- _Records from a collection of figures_
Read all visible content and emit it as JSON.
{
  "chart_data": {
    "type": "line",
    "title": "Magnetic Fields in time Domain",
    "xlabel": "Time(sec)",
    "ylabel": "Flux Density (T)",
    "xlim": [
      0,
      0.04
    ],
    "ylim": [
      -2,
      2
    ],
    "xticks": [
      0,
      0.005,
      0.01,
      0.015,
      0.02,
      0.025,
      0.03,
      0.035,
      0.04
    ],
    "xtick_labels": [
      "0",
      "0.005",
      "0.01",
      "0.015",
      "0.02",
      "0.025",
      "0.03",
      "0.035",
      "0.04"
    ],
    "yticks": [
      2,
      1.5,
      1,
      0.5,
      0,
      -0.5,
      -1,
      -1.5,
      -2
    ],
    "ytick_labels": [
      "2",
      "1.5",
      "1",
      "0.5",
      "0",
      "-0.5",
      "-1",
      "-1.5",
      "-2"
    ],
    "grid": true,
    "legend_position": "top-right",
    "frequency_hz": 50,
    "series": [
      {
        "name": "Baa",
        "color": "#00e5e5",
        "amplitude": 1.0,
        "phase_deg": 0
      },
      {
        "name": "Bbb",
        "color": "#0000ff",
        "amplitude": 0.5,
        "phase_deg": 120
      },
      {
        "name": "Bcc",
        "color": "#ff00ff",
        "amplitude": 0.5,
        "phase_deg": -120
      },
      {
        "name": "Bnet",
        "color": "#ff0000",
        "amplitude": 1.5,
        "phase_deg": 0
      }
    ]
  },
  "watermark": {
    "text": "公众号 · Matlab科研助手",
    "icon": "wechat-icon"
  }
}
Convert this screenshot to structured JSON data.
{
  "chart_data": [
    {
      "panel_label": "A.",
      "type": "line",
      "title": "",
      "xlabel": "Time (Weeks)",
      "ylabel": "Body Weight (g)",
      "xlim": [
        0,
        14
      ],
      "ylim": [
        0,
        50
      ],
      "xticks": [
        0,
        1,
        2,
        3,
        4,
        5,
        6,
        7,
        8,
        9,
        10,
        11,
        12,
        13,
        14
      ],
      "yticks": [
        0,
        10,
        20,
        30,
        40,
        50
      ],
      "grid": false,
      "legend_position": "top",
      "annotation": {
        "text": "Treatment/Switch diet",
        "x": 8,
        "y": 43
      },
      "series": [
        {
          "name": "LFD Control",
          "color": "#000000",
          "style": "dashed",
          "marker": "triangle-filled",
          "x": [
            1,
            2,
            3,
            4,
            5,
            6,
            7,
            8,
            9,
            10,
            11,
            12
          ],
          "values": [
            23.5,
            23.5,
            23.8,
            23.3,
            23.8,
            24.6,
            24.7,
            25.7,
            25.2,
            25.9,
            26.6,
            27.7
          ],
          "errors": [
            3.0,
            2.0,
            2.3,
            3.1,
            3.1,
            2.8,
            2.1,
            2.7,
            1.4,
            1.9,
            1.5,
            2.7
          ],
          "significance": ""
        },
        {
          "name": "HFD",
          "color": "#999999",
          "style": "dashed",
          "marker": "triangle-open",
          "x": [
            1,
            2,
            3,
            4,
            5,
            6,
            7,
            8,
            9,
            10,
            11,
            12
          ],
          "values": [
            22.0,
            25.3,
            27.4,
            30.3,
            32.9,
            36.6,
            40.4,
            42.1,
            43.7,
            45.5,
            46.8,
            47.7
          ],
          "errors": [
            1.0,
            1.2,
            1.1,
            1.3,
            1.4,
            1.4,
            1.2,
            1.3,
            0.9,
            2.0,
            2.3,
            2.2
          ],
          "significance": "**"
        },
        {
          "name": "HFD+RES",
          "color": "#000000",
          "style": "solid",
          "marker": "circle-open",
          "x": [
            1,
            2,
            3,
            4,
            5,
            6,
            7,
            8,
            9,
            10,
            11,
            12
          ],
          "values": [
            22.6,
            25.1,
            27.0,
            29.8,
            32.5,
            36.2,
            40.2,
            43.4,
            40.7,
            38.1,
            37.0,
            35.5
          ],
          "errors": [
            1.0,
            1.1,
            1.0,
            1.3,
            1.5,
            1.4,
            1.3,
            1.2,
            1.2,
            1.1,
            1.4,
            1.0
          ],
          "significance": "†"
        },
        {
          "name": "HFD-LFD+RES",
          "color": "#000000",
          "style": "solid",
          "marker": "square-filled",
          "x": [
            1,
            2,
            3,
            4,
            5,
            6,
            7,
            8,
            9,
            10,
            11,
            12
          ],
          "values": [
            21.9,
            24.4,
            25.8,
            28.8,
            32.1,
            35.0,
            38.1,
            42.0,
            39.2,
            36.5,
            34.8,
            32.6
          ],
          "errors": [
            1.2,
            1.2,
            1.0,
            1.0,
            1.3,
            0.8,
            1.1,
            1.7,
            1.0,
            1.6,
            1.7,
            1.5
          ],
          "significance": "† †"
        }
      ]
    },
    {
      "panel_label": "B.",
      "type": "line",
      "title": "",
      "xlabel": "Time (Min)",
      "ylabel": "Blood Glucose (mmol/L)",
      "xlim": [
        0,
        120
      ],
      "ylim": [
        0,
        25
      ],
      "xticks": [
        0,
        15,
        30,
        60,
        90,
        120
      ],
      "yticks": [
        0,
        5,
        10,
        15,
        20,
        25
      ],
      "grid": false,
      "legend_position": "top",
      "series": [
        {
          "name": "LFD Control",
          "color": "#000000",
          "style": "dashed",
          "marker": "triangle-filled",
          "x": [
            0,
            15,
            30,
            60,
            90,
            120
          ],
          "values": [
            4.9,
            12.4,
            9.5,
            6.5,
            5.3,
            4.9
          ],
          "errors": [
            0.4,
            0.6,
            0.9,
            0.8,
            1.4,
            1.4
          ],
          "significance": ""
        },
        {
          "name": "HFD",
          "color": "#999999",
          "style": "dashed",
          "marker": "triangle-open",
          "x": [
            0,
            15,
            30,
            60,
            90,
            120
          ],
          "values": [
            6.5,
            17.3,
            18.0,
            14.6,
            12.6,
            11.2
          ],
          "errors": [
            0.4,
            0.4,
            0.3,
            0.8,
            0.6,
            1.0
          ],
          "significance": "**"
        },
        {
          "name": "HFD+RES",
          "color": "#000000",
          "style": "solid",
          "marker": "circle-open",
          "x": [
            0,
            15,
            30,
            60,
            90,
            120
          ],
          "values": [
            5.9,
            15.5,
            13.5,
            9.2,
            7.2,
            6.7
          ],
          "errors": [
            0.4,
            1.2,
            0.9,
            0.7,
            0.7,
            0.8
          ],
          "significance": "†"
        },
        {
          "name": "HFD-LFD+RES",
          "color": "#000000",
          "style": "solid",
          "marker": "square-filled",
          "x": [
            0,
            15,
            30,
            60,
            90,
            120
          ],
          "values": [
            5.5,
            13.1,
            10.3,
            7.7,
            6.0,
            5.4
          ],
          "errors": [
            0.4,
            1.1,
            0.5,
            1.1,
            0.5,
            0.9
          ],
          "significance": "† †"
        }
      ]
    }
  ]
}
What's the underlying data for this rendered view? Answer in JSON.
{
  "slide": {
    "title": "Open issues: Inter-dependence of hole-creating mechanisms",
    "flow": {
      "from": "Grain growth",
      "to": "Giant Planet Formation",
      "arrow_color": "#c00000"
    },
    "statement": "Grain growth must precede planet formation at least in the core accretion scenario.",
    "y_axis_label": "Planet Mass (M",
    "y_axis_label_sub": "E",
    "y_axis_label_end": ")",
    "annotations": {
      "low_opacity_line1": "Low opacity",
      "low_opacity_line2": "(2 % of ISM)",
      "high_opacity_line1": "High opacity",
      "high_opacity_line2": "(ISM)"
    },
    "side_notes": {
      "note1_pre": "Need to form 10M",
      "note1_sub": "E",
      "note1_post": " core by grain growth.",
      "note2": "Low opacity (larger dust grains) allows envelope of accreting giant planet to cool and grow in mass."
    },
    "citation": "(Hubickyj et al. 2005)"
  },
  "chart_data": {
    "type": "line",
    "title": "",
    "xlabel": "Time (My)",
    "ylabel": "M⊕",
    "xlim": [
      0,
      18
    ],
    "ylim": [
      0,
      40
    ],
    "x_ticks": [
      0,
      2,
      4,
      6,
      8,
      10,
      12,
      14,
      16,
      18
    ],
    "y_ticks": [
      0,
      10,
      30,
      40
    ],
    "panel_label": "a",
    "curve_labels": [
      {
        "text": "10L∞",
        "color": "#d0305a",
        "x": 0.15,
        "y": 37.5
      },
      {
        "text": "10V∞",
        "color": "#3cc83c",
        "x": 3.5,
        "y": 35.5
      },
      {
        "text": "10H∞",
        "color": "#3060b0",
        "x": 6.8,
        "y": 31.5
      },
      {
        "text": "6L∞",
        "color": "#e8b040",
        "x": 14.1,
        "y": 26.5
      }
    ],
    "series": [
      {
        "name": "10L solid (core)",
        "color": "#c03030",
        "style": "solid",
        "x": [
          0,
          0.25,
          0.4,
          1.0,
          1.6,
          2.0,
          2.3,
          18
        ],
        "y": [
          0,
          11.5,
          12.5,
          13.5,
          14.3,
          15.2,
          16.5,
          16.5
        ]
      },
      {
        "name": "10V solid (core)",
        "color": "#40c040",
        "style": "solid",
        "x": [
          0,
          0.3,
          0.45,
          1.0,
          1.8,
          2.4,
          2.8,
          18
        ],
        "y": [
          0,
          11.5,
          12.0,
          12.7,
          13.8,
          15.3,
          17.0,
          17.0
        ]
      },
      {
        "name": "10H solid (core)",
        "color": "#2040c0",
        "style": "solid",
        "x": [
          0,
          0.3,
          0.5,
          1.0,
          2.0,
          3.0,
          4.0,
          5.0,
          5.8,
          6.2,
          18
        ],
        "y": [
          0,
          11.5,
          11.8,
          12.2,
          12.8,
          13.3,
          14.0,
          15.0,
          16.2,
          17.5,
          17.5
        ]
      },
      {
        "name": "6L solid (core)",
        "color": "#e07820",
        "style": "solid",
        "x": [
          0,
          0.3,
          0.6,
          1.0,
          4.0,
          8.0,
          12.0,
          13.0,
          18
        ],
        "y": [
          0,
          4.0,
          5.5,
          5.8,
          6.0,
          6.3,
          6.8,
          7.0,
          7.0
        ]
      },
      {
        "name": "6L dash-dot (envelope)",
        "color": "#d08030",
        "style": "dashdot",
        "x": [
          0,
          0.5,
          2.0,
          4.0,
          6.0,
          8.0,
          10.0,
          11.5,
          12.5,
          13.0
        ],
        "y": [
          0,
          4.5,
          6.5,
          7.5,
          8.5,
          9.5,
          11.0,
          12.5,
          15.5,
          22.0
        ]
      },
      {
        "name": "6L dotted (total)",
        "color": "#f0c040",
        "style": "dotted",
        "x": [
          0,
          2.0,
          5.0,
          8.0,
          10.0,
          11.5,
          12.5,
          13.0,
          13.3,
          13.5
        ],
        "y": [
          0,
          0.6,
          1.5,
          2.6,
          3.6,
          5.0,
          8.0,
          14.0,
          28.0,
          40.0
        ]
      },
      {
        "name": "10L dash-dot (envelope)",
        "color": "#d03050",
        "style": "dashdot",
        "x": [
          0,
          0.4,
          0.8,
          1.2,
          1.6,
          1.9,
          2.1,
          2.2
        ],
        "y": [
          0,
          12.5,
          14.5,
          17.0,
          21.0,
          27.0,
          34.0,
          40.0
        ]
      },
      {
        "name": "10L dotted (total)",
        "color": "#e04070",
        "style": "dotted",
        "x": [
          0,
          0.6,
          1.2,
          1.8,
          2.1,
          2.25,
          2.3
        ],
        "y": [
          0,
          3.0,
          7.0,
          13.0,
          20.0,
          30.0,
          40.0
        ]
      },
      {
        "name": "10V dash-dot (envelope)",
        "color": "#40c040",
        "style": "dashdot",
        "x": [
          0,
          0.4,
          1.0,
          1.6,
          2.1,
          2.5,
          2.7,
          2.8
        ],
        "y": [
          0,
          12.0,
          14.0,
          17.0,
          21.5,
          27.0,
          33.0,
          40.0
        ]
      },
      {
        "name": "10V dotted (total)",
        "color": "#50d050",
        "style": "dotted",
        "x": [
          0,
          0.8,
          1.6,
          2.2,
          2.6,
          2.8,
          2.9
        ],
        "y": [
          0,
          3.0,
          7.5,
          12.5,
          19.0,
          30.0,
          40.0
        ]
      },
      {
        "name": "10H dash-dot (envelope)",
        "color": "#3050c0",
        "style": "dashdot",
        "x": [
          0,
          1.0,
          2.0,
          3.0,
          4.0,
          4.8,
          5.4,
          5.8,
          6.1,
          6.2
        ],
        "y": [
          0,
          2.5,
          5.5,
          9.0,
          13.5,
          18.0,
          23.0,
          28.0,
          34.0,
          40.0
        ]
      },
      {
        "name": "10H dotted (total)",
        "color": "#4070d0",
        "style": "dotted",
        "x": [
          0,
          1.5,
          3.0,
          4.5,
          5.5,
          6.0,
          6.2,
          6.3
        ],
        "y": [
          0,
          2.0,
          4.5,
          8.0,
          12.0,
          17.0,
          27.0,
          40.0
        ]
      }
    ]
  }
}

- _Problem to work on_
Copy out all lines where the word "JSON" appears.

- _Solution to this exercise_
Read all visible content and emit it as JSON.
Convert this screenshot to structured JSON data.
What's the underlying data for this rendered view? Answer in JSON.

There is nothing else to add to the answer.